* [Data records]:
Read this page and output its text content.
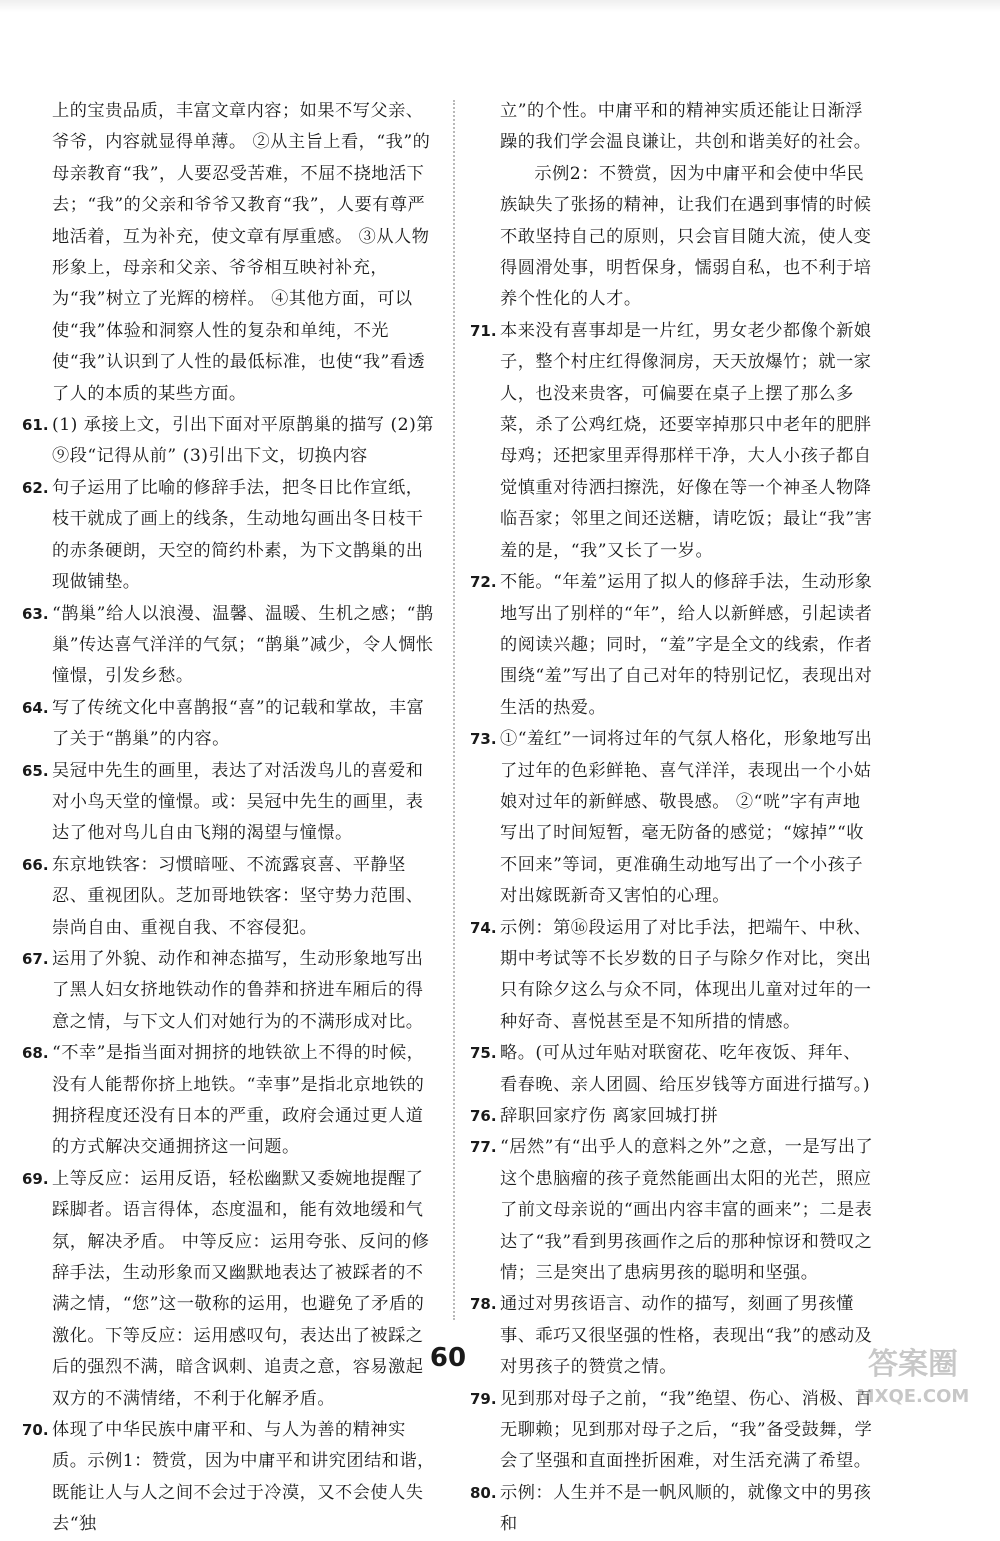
上的宝贵品质，丰富文章内容；如果不写父亲、爷爷，内容就显得单薄。 ②从主旨上看，“我”的母亲教育“我”，人要忍受苦难，不屈不挠地活下去；“我”的父亲和爷爷又教育“我”，人要有尊严地活着，互为补充，使文章有厚重感。 ③从人物形象上，母亲和父亲、爷爷相互映衬补充，为“我”树立了光辉的榜样。 ④其他方面，可以使“我”体验和洞察人性的复杂和单纯，不光使“我”认识到了人性的最低标准，也使“我”看透了人的本质的某些方面。
61. (1) 承接上文，引出下面对平原鹊巢的描写 (2)第⑨段“记得从前” (3)引出下文，切换内容
62. 句子运用了比喻的修辞手法，把冬日比作宣纸，枝干就成了画上的线条，生动地勾画出冬日枝干的赤条硬朗，天空的简约朴素，为下文鹊巢的出现做铺垫。
63. “鹊巢”给人以浪漫、温馨、温暖、生机之感；“鹊巢”传达喜气洋洋的气氛；“鹊巢”减少，令人惆怅憧憬，引发乡愁。
64. 写了传统文化中喜鹊报“喜”的记载和掌故，丰富了关于“鹊巢”的内容。
65. 吴冠中先生的画里，表达了对活泼鸟儿的喜爱和对小鸟天堂的憧憬。或：吴冠中先生的画里，表达了他对鸟儿自由飞翔的渴望与憧憬。
66. 东京地铁客：习惯暗哑、不流露哀喜、平静坚忍、重视团队。芝加哥地铁客：坚守势力范围、崇尚自由、重视自我、不容侵犯。
67. 运用了外貌、动作和神态描写，生动形象地写出了黑人妇女挤地铁动作的鲁莽和挤进车厢后的得意之情，与下文人们对她行为的不满形成对比。
68. “不幸”是指当面对拥挤的地铁欲上不得的时候，没有人能帮你挤上地铁。“幸事”是指北京地铁的拥挤程度还没有日本的严重，政府会通过更人道的方式解决交通拥挤这一问题。
69. 上等反应：运用反语，轻松幽默又委婉地提醒了踩脚者。语言得体，态度温和，能有效地缓和气氛，解决矛盾。 中等反应：运用夸张、反问的修辞手法，生动形象而又幽默地表达了被踩者的不满之情，“您”这一敬称的运用，也避免了矛盾的激化。下等反应：运用感叹句，表达出了被踩之后的强烈不满，暗含讽刺、追责之意，容易激起双方的不满情绪，不利于化解矛盾。
70. 体现了中华民族中庸平和、与人为善的精神实质。示例1：赞赏，因为中庸平和讲究团结和谐，既能让人与人之间不会过于冷漠，又不会使人失去“独
立”的个性。中庸平和的精神实质还能让日渐浮躁的我们学会温良谦让，共创和谐美好的社会。
示例2：不赞赏，因为中庸平和会使中华民族缺失了张扬的精神，让我们在遇到事情的时候不敢坚持自己的原则，只会盲目随大流，使人变得圆滑处事，明哲保身，懦弱自私，也不利于培养个性化的人才。
71. 本来没有喜事却是一片红，男女老少都像个新娘子，整个村庄红得像洞房，天天放爆竹；就一家人，也没来贵客，可偏要在桌子上摆了那么多菜，杀了公鸡红烧，还要宰掉那只中老年的肥胖母鸡；还把家里弄得那样干净，大人小孩子都自觉慎重对待洒扫擦洗，好像在等一个神圣人物降临吾家；邻里之间还送糖，请吃饭；最让“我”害羞的是，“我”又长了一岁。
72. 不能。“年羞”运用了拟人的修辞手法，生动形象地写出了别样的“年”，给人以新鲜感，引起读者的阅读兴趣；同时，“羞”字是全文的线索，作者围绕“羞”写出了自己对年的特别记忆，表现出对生活的热爱。
73. ①“羞红”一词将过年的气氛人格化，形象地写出了过年的色彩鲜艳、喜气洋洋，表现出一个小姑娘对过年的新鲜感、敬畏感。 ②“咣”字有声地写出了时间短暂，毫无防备的感觉；“嫁掉”“收不回来”等词，更准确生动地写出了一个小孩子对出嫁既新奇又害怕的心理。
74. 示例：第⑯段运用了对比手法，把端午、中秋、期中考试等不长岁数的日子与除夕作对比，突出只有除夕这么与众不同，体现出儿童对过年的一种好奇、喜悦甚至是不知所措的情感。
75. 略。(可从过年贴对联窗花、吃年夜饭、拜年、看春晚、亲人团圆、给压岁钱等方面进行描写。)
76. 辞职回家疗伤 离家回城打拼
77. “居然”有“出乎人的意料之外”之意，一是写出了这个患脑瘤的孩子竟然能画出太阳的光芒，照应了前文母亲说的“画出内容丰富的画来”；二是表达了“我”看到男孩画作之后的那种惊讶和赞叹之情；三是突出了患病男孩的聪明和坚强。
78. 通过对男孩语言、动作的描写，刻画了男孩懂事、乖巧又很坚强的性格，表现出“我”的感动及对男孩子的赞赏之情。
79. 见到那对母子之前，“我”绝望、伤心、消极、百无聊赖；见到那对母子之后，“我”备受鼓舞，学会了坚强和直面挫折困难，对生活充满了希望。
80. 示例：人生并不是一帆风顺的，就像文中的男孩和
60	答案圈
MXQE.COM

* [Task prompt]:
Repeat each entry exactly as it appears; skip any picture.

* [Response to the exercise]:
Read this page and output its text content.
上的宝贵品质，丰富文章内容；如果不写父亲、爷爷，内容就显得单薄。 ②从主旨上看，“我”的母亲教育“我”，人要忍受苦难，不屈不挠地活下去；“我”的父亲和爷爷又教育“我”，人要有尊严地活着，互为补充，使文章有厚重感。 ③从人物形象上，母亲和父亲、爷爷相互映衬补充，为“我”树立了光辉的榜样。 ④其他方面，可以使“我”体验和洞察人性的复杂和单纯，不光使“我”认识到了人性的最低标准，也使“我”看透了人的本质的某些方面。
61. (1) 承接上文，引出下面对平原鹊巢的描写 (2)第⑨段“记得从前” (3)引出下文，切换内容
62. 句子运用了比喻的修辞手法，把冬日比作宣纸，枝干就成了画上的线条，生动地勾画出冬日枝干的赤条硬朗，天空的简约朴素，为下文鹊巢的出现做铺垫。
63. “鹊巢”给人以浪漫、温馨、温暖、生机之感；“鹊巢”传达喜气洋洋的气氛；“鹊巢”减少，令人惆怅憧憬，引发乡愁。
64. 写了传统文化中喜鹊报“喜”的记载和掌故，丰富了关于“鹊巢”的内容。
65. 吴冠中先生的画里，表达了对活泼鸟儿的喜爱和对小鸟天堂的憧憬。或：吴冠中先生的画里，表达了他对鸟儿自由飞翔的渴望与憧憬。
66. 东京地铁客：习惯暗哑、不流露哀喜、平静坚忍、重视团队。芝加哥地铁客：坚守势力范围、崇尚自由、重视自我、不容侵犯。
67. 运用了外貌、动作和神态描写，生动形象地写出了黑人妇女挤地铁动作的鲁莽和挤进车厢后的得意之情，与下文人们对她行为的不满形成对比。
68. “不幸”是指当面对拥挤的地铁欲上不得的时候，没有人能帮你挤上地铁。“幸事”是指北京地铁的拥挤程度还没有日本的严重，政府会通过更人道的方式解决交通拥挤这一问题。
69. 上等反应：运用反语，轻松幽默又委婉地提醒了踩脚者。语言得体，态度温和，能有效地缓和气氛，解决矛盾。 中等反应：运用夸张、反问的修辞手法，生动形象而又幽默地表达了被踩者的不满之情，“您”这一敬称的运用，也避免了矛盾的激化。下等反应：运用感叹句，表达出了被踩之后的强烈不满，暗含讽刺、追责之意，容易激起双方的不满情绪，不利于化解矛盾。
70. 体现了中华民族中庸平和、与人为善的精神实质。示例1：赞赏，因为中庸平和讲究团结和谐，既能让人与人之间不会过于冷漠，又不会使人失去“独
立”的个性。中庸平和的精神实质还能让日渐浮躁的我们学会温良谦让，共创和谐美好的社会。
示例2：不赞赏，因为中庸平和会使中华民族缺失了张扬的精神，让我们在遇到事情的时候不敢坚持自己的原则，只会盲目随大流，使人变得圆滑处事，明哲保身，懦弱自私，也不利于培养个性化的人才。
71. 本来没有喜事却是一片红，男女老少都像个新娘子，整个村庄红得像洞房，天天放爆竹；就一家人，也没来贵客，可偏要在桌子上摆了那么多菜，杀了公鸡红烧，还要宰掉那只中老年的肥胖母鸡；还把家里弄得那样干净，大人小孩子都自觉慎重对待洒扫擦洗，好像在等一个神圣人物降临吾家；邻里之间还送糖，请吃饭；最让“我”害羞的是，“我”又长了一岁。
72. 不能。“年羞”运用了拟人的修辞手法，生动形象地写出了别样的“年”，给人以新鲜感，引起读者的阅读兴趣；同时，“羞”字是全文的线索，作者围绕“羞”写出了自己对年的特别记忆，表现出对生活的热爱。
73. ①“羞红”一词将过年的气氛人格化，形象地写出了过年的色彩鲜艳、喜气洋洋，表现出一个小姑娘对过年的新鲜感、敬畏感。 ②“咣”字有声地写出了时间短暂，毫无防备的感觉；“嫁掉”“收不回来”等词，更准确生动地写出了一个小孩子对出嫁既新奇又害怕的心理。
74. 示例：第⑯段运用了对比手法，把端午、中秋、期中考试等不长岁数的日子与除夕作对比，突出只有除夕这么与众不同，体现出儿童对过年的一种好奇、喜悦甚至是不知所措的情感。
75. 略。(可从过年贴对联窗花、吃年夜饭、拜年、看春晚、亲人团圆、给压岁钱等方面进行描写。)
76. 辞职回家疗伤 离家回城打拼
77. “居然”有“出乎人的意料之外”之意，一是写出了这个患脑瘤的孩子竟然能画出太阳的光芒，照应了前文母亲说的“画出内容丰富的画来”；二是表达了“我”看到男孩画作之后的那种惊讶和赞叹之情；三是突出了患病男孩的聪明和坚强。
78. 通过对男孩语言、动作的描写，刻画了男孩懂事、乖巧又很坚强的性格，表现出“我”的感动及对男孩子的赞赏之情。
79. 见到那对母子之前，“我”绝望、伤心、消极、百无聊赖；见到那对母子之后，“我”备受鼓舞，学会了坚强和直面挫折困难，对生活充满了希望。
80. 示例：人生并不是一帆风顺的，就像文中的男孩和
60	答案圈
MXQE.COM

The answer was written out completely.